Excluding Daily Doubles and Final Jeopardy! wagers, Holzhauer's average score of $30,800 during his 32-episode winning streak (57% of the $54,000 available in each game) is higher than the $28,786 averaged by Jennings, who was far more conservative in his wagering; Holzhauer considered it more logical to make large bets that will usually pay off, since, during the first 25 episodes of his winning streak, he averaged 35.5 correct and only 1.04 wrong responses per game. On the episode he lost, he did not respond to any clues incorrectly. He credited reading fact books written for children, with their heavy use of infographics, with allowing him to learn vast amounts of information in an easily digestible manner. He took a year off from his occupation as a sports gambler to study for Jeopardy!.

Response to game play
Holzhauer's record-breaking winning streak attracted considerable reaction and media attention. When Holzhauer reached $1 million, Craig, who held the single-game winnings record before Holzhauer, said, "To me, it's clear that he's one of the top players of all time already." Jennings said he was "just gobsmacked by James", adding, "It's absolutely insane what he's doing." Of Holzhauer's strategies, Jennings said, "he's got these incredibly confident wagers. He's maximizing money. He can make two or three times what any other player ever has with that same level of play, which again is top-shelf. He's as good as anybody." Jennings adopted Holzhauer's wagering strategy in the Greatest of All Time tournament, a factor in his victory. Labbett, meanwhile, recalled Holzhauer's The Chase appearance as "the worst beating I've ever had", adding, "I've got to give Jeopardy! immense credit, and The Chase U.S.A. In Britain or Australia, James would not have made it onto television, because he's just too damn good. They would never have him on."

Television ratings
Nielsen ratings for Jeopardy! rose 11% nationally during the first two weeks of Holzhauer's run and as much as 50% in select local markets, with a continuing upward trend over the course of his streak; by the fourth week of his run, ratings were up 30% nationwide and had doubled in select markets. Former Game Show Network executive Bob Boden said the ratings would help compensate for any short-term financial losses Holzhauer's run caused, and that the show's profitability up to this point (Jeopardy! and sister program Wheel of Fortune combined generate approximately $125 million in profit) would allow them to absorb the increased payouts. It was also noted that the improved ratings would not immediately allow the show to increase advertising rates, since those are set on a season-by-season basis as part of long-term ad buys.

The highest-rated episode during Holzhauer's run was his final one, which at 14.5 million same-day viewers was the highest-rated episode since Jennings's last episode in 2004, the highest-rated episode of a syndicated show that season and the third-most-watched episode of a running series in the 2018–19 season (behind only the series-ending "The Stockholm Syndrome" episode of The Big Bang Theory and an episode of 60 Minutes that had led out of an NFL on CBS contest), not counting DVR or streaming views, the latter of which Jeopardy! does not offer. The episode had been spoiled several hours before it aired on most affiliate stations; Sports Illustrated credited the spoilers with creating buzz, counteracting the conventional wisdom that people would not tune in without the element of surprise. Even if the result had not been spoiled, Holzhauer was on pace to break Jennings's regular-play record that day had he won, which might also have had a part in the increased ratings.

■ **Dataset extract**:
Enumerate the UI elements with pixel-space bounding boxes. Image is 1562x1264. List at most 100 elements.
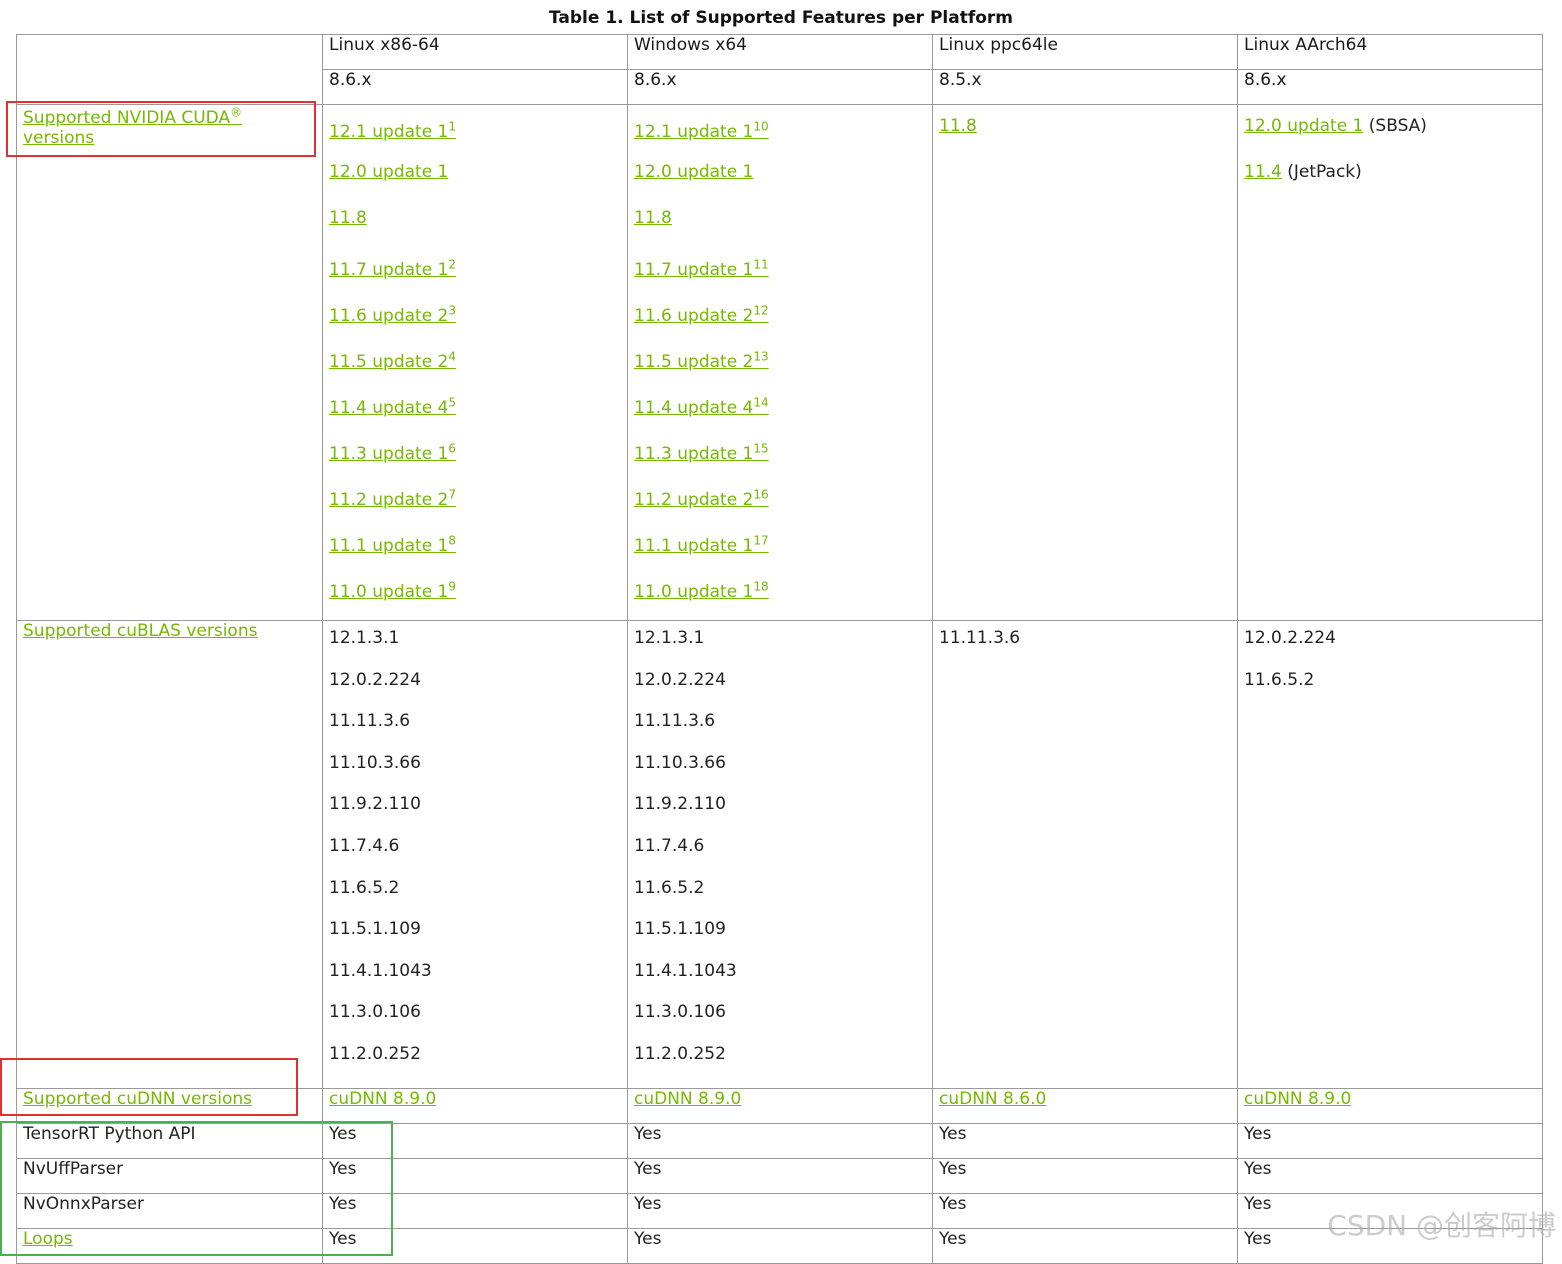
corner-cell <box>16 34 323 105</box>
footnote-ref[interactable]: 8 <box>448 533 457 547</box>
cuda-version-entry: 11.4 (JetPack) <box>1244 160 1536 206</box>
footnote-ref[interactable]: 2 <box>448 257 457 271</box>
cuda-version-entry: 11.8 <box>634 206 926 252</box>
support-cell: Yes <box>627 1123 933 1159</box>
cudnn-link[interactable]: cuDNN 8.9.0 <box>634 1089 742 1109</box>
cuda-version-link[interactable]: 12.0 update 1 <box>329 162 449 182</box>
uff-parser-row: NvUffParser Yes Yes Yes Yes <box>16 1158 1543 1194</box>
cuda-version-link[interactable]: 11.0 update 19 <box>329 579 457 602</box>
cuda-version-link[interactable]: 11.2 update 216 <box>634 487 769 510</box>
cudnn-link[interactable]: cuDNN 8.6.0 <box>939 1089 1047 1109</box>
cuda-version-link[interactable]: 11.5 update 24 <box>329 349 457 372</box>
footnote-ref[interactable]: 3 <box>448 303 457 317</box>
support-cell: Yes <box>627 1228 933 1264</box>
cudnn-link[interactable]: cuDNN 8.9.0 <box>329 1089 437 1109</box>
support-cell: Yes <box>322 1228 628 1264</box>
cuda-version-link[interactable]: 11.4 update 414 <box>634 395 769 418</box>
cublas-cell: 12.0.2.224 11.6.5.2 <box>1237 620 1543 1089</box>
cublas-version: 12.1.3.1 <box>634 628 705 648</box>
footnote-ref[interactable]: 11 <box>753 257 769 271</box>
footnote-ref[interactable]: 7 <box>448 487 457 501</box>
cuda-version-link[interactable]: 11.0 update 118 <box>634 579 769 602</box>
cuda-version-entry: 12.1 update 11 <box>329 114 621 160</box>
cuda-version-entry: 12.1 update 110 <box>634 114 926 160</box>
python-api-row: TensorRT Python API Yes Yes Yes Yes <box>16 1123 1543 1159</box>
support-cell: Yes <box>627 1158 933 1194</box>
row-label-cuda: Supported NVIDIA CUDA® versions <box>16 104 323 621</box>
cublas-version: 11.10.3.66 <box>329 752 421 773</box>
cuda-version-entry: 12.0 update 1 <box>329 160 621 206</box>
footnote-ref[interactable]: 6 <box>448 441 457 455</box>
cublas-version: 11.6.5.2 <box>1244 669 1315 690</box>
footnote-ref[interactable]: 4 <box>448 349 457 363</box>
cuda-version-link[interactable]: 12.0 update 1 <box>634 162 754 182</box>
cublas-version: 11.9.2.110 <box>634 794 726 815</box>
cuda-version-entry: 11.6 update 212 <box>634 298 926 344</box>
cuda-version-link[interactable]: 12.1 update 11 <box>329 119 457 142</box>
cuda-version-link[interactable]: 11.1 update 18 <box>329 533 457 556</box>
footnote-ref[interactable]: 9 <box>448 579 457 593</box>
table-caption: Table 1. List of Supported Features per … <box>549 8 1013 28</box>
cuda-version-link[interactable]: 11.6 update 212 <box>634 303 769 326</box>
footnote-ref[interactable]: 17 <box>753 533 769 547</box>
cublas-version: 11.2.0.252 <box>329 1043 421 1064</box>
cuda-versions-row: Supported NVIDIA CUDA® versions 12.1 upd… <box>16 104 1543 621</box>
cuda-version-link[interactable]: 11.3 update 115 <box>634 441 769 464</box>
cublas-version: 11.5.1.109 <box>329 919 421 940</box>
row-label-cudnn: Supported cuDNN versions <box>16 1088 323 1124</box>
cudnn-versions-link[interactable]: Supported cuDNN versions <box>23 1089 253 1109</box>
cublas-version: 11.7.4.6 <box>634 835 705 856</box>
cublas-version: 11.6.5.2 <box>329 877 400 898</box>
footnote-ref[interactable]: 10 <box>753 119 769 133</box>
footnote-ref[interactable]: 16 <box>753 487 769 501</box>
footnote-ref[interactable]: 18 <box>753 579 769 593</box>
cublas-cell: 12.1.3.1 12.0.2.224 11.11.3.6 11.10.3.66 11.… <box>322 620 628 1089</box>
cuda-version-link[interactable]: 11.8 <box>329 208 367 228</box>
cuda-version-link[interactable]: 11.3 update 16 <box>329 441 457 464</box>
cuda-version-link[interactable]: 11.6 update 23 <box>329 303 457 326</box>
support-cell: Yes <box>932 1193 1238 1229</box>
loops-link[interactable]: Loops <box>23 1229 73 1249</box>
support-cell: Yes <box>1237 1123 1543 1159</box>
cuda-version-link[interactable]: 11.8 <box>634 208 672 228</box>
footnote-ref[interactable]: 5 <box>448 395 457 409</box>
cuda-version-link[interactable]: 12.0 update 1 <box>1244 116 1364 136</box>
cuda-version-link[interactable]: 11.1 update 117 <box>634 533 769 556</box>
cublas-version: 11.7.4.6 <box>329 835 400 856</box>
cublas-version: 11.2.0.252 <box>634 1043 726 1064</box>
row-label-uff-parser: NvUffParser <box>16 1158 323 1194</box>
cuda-version-link[interactable]: 11.5 update 213 <box>634 349 769 372</box>
cuda-version-entry: 12.0 update 1 <box>634 160 926 206</box>
variant-note: (SBSA) <box>1363 116 1427 136</box>
cuda-version-link[interactable]: 11.8 <box>939 116 977 136</box>
cuda-version-link[interactable]: 11.4 update 45 <box>329 395 457 418</box>
cuda-version-link[interactable]: 12.1 update 110 <box>634 119 769 142</box>
footnote-ref[interactable]: 1 <box>448 119 457 133</box>
cuda-version-entry: 11.5 update 213 <box>634 344 926 390</box>
onnx-parser-row: NvOnnxParser Yes Yes Yes Yes <box>16 1193 1543 1229</box>
cudnn-link[interactable]: cuDNN 8.9.0 <box>1244 1089 1352 1109</box>
cuda-version-link[interactable]: 11.2 update 27 <box>329 487 457 510</box>
cublas-version: 12.1.3.1 <box>329 628 400 648</box>
platform-header: Windows x64 <box>627 34 933 70</box>
cublas-version: 11.5.1.109 <box>634 919 726 940</box>
row-label-onnx-parser: NvOnnxParser <box>16 1193 323 1229</box>
cublas-versions-link[interactable]: Supported cuBLAS versions <box>23 621 258 641</box>
cuda-version-entry: 11.6 update 23 <box>329 298 621 344</box>
cuda-version-link[interactable]: 11.7 update 111 <box>634 257 769 280</box>
footnote-ref[interactable]: 12 <box>753 303 769 317</box>
cuda-versions-link[interactable]: Supported NVIDIA CUDA® versions <box>23 105 243 148</box>
cuda-version-entry: 11.1 update 117 <box>634 528 926 574</box>
row-label-loops: Loops <box>16 1228 323 1264</box>
footnote-ref[interactable]: 14 <box>753 395 769 409</box>
cublas-version: 11.11.3.6 <box>939 628 1021 648</box>
cuda-version-entry: 11.3 update 115 <box>634 436 926 482</box>
cudnn-cell: cuDNN 8.9.0 <box>627 1088 933 1124</box>
footnote-ref[interactable]: 13 <box>753 349 769 363</box>
cudnn-cell: cuDNN 8.6.0 <box>932 1088 1238 1124</box>
cuda-version-link[interactable]: 11.4 <box>1244 162 1282 182</box>
cuda-version-link[interactable]: 11.7 update 12 <box>329 257 457 280</box>
cublas-version: 11.11.3.6 <box>634 711 716 732</box>
platform-header-row: Linux x86-64 Windows x64 Linux ppc64le L… <box>16 34 1543 105</box>
footnote-ref[interactable]: 15 <box>753 441 769 455</box>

■ **Challenges**:
**1.** According to the passage about James Holzhauer's Jeopardy! run, how many same-day viewers watched his final episode?
**2.** From the passage about James Holzhauer's Jeopardy! run, extract the text between "Television ratings" and "long-term ad buys.", inclusive, copying it word for word.

■ **Answers provided**:
**1.** 14.5 million

**2.**
Television ratings
Nielsen ratings for Jeopardy! rose 11% nationally during the first two weeks of Holzhauer's run and as much as 50% in select local markets, with a continuing upward trend over the course of his streak; by the fourth week of his run, ratings were up 30% nationwide and had doubled in select markets. Former Game Show Network executive Bob Boden said the ratings would help compensate for any short-term financial losses Holzhauer's run caused, and that the show's profitability up to this point (Jeopardy! and sister program Wheel of Fortune combined generate approximately $125 million in profit) would allow them to absorb the increased payouts. It was also noted that the improved ratings would not immediately allow the show to increase advertising rates, since those are set on a season-by-season basis as part of long-term ad buys.